[Stored items]
------------------------

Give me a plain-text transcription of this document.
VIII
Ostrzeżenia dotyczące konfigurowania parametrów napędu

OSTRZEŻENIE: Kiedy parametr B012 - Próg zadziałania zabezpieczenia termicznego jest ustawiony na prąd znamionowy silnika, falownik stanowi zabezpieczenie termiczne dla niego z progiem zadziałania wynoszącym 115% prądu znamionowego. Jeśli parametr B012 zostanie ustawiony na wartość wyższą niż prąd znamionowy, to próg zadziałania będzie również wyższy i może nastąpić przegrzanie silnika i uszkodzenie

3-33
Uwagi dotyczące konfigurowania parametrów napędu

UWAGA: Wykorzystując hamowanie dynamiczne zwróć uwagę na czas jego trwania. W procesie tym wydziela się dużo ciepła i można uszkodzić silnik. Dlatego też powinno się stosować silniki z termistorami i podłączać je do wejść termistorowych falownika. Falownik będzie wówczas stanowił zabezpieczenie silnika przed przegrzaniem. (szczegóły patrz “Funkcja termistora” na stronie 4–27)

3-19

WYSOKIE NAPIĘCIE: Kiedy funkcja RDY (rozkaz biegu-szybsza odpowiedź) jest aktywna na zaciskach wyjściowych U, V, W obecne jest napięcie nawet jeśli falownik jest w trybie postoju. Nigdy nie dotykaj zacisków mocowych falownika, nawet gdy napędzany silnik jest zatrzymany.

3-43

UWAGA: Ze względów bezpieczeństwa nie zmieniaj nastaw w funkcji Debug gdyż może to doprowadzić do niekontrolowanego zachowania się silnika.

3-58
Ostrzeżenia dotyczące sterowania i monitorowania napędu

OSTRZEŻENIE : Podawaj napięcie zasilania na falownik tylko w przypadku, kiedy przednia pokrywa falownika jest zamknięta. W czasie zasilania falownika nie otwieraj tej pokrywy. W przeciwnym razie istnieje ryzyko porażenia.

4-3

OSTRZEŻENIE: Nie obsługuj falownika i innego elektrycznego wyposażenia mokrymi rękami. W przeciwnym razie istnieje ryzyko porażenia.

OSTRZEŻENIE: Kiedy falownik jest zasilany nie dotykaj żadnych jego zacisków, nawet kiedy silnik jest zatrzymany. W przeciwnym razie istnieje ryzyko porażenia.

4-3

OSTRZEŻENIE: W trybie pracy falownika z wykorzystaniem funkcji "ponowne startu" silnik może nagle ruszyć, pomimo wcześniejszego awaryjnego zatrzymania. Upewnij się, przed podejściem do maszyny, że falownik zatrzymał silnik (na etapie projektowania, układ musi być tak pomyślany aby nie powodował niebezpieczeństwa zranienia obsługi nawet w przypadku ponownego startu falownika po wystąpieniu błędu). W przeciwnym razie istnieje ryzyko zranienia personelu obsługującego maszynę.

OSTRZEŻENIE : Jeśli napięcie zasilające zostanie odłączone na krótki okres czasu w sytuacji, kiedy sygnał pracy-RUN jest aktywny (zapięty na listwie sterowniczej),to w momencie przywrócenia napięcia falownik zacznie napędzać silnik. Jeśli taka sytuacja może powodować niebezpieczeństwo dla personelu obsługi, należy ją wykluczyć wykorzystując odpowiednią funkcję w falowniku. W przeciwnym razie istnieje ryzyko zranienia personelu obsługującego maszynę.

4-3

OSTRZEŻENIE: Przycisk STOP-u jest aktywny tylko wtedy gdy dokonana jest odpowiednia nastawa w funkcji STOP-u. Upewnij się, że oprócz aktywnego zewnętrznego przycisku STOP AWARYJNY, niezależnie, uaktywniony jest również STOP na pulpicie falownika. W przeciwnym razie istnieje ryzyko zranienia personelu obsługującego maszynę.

------------------------

◆ Exercise goal
Reproduce every line from the entries that holds the word "dotykaj".

◆ Right answer
WYSOKIE NAPIĘCIE: Kiedy funkcja RDY (rozkaz biegu-szybsza odpowiedź) jest aktywna na zaciskach wyjściowych U, V, W obecne jest napięcie nawet jeśli falownik jest w trybie postoju. Nigdy nie dotykaj zacisków mocowych falownika, nawet gdy napędzany silnik jest zatrzymany.
OSTRZEŻENIE: Kiedy falownik jest zasilany nie dotykaj żadnych jego zacisków, nawet kiedy silnik jest zatrzymany. W przeciwnym razie istnieje ryzyko porażenia.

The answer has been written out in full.